-- Start of LISTING --

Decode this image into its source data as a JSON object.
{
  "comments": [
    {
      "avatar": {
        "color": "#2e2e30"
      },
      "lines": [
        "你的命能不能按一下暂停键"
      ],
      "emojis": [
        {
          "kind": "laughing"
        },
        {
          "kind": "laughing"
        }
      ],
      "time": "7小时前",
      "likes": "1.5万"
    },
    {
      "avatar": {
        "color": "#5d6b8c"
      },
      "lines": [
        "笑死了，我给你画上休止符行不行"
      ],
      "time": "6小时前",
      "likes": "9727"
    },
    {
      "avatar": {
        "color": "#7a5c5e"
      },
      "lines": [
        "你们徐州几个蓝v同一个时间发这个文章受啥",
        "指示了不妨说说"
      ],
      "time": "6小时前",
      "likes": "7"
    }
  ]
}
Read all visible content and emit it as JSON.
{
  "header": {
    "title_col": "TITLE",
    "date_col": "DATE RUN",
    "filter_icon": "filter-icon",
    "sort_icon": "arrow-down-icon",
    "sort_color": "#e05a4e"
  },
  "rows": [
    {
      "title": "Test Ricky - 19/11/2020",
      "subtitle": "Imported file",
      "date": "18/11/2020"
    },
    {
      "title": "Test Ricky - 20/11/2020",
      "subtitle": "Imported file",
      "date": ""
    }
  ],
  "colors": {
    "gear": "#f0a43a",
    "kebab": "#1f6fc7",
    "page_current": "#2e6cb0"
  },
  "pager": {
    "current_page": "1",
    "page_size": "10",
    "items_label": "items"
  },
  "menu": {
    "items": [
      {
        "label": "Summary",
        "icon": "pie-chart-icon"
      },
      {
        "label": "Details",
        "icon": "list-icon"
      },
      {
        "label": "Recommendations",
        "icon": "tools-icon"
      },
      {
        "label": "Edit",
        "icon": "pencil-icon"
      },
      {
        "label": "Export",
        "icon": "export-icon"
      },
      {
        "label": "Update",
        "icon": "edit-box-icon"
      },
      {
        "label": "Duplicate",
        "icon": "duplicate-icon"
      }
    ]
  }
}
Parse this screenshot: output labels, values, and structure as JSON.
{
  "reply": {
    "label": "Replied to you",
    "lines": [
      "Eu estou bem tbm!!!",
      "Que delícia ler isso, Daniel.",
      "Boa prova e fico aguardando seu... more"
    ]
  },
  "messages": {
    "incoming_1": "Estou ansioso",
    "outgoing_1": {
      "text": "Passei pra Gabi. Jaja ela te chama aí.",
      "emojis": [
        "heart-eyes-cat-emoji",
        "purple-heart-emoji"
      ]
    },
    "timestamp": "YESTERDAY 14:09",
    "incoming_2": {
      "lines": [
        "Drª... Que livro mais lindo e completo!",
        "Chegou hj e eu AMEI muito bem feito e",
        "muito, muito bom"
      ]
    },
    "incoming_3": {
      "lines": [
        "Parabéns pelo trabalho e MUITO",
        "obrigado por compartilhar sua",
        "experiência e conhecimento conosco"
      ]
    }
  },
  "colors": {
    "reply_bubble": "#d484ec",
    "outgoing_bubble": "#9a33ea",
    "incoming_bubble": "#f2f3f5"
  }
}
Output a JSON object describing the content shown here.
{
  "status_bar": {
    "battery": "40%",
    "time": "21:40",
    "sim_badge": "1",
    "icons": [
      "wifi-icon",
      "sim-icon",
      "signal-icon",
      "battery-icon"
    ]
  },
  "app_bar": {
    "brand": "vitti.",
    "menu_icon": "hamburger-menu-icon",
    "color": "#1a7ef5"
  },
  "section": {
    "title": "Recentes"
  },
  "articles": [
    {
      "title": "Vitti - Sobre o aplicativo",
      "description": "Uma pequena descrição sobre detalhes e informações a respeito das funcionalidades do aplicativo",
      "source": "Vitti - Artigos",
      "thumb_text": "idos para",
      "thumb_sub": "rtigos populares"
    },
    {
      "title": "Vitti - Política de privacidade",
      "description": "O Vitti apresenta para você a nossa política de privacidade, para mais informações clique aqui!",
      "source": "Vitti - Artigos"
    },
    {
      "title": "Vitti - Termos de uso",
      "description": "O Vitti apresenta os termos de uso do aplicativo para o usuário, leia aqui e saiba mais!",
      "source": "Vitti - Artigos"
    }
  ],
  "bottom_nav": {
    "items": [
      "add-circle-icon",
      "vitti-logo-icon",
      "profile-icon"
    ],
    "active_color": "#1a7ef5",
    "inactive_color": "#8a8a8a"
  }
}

-- End of LISTING --

Find all lines where the word "aplicativo" appears. Copy them.

*EXERCISE SOLUTION*.
      "title": "Vitti - Sobre o aplicativo",
      "description": "Uma pequena descrição sobre detalhes e informações a respeito das funcionalidades do aplicativo",
      "description": "O Vitti apresenta os termos de uso do aplicativo para o usuário, leia aqui e saiba mais!",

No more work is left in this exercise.